◆ QUOTED TEXT ◆
● ● ● ● ● ● ●

Disambiguate obfuscated/non-obfuscated names #718

justhecuke · 2022-08-30T00:34:15Z

My team and I have been developing passes for use internally but we commonly hit an issue where we interact with deobfuscated names (perhaps from a hardcoded list, usage.txt from proguard, or other sources) but then use them with names retrieved from DexClass or DexType reachable from scope which are generally obfuscated. This has caused many problems.

Is this also an issue for others? And does anyone have ideas for a fix?

My idea is to create two different types for obfuscated and deobfuscated strings and have all names derived from the APK be instances of obfuscated strings and where APIs that read deobfuscated names (ones that developers write for input names) use the deobfuscated type.

I'm willing to do the work to refactor, but this would be a huge change and I wanted to get feedback before starting work on what may be a doomed project.

The text was updated successfully, but these errors were encountered:

NTillmann · 2022-08-30T00:53:30Z

I don't fully understand the problem... I'd rather want to avoid another parallel obfuscated name infrastructure.

● ● ● ● ● ● ●

◆ GIVEN MATERIAL ◆

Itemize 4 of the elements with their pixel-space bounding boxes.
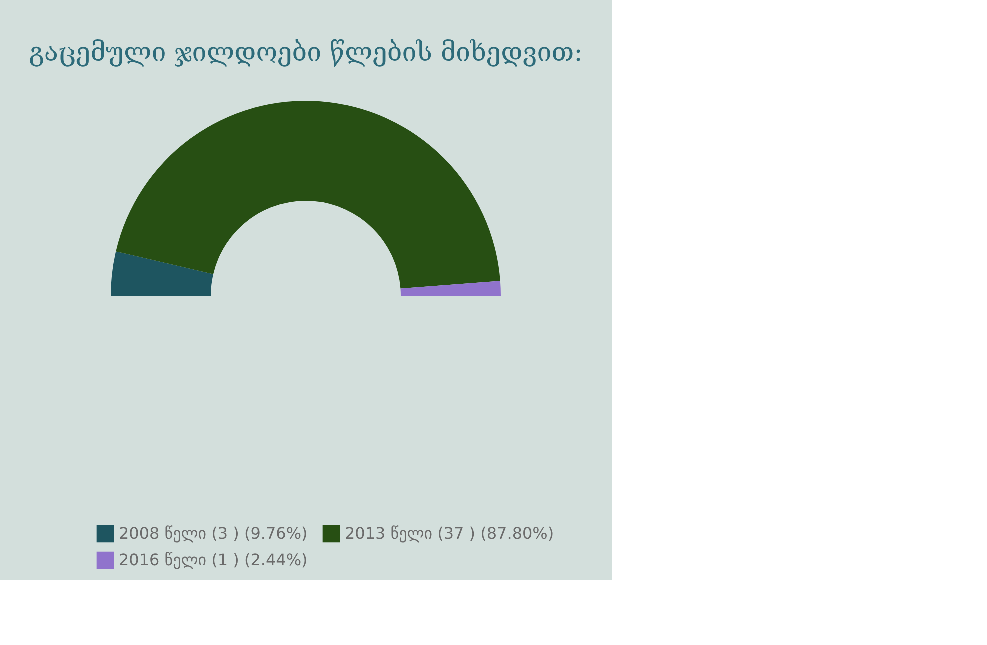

● ● ● ● ● ● ●

In the issue thread about obfuscated and deobfuscated names, why does the original poster ask for feedback before starting the refactor?

◆ RIGHT ANSWER ◆
The refactor would be a huge change, and the poster didn't want to begin work on what might turn out to be a doomed project.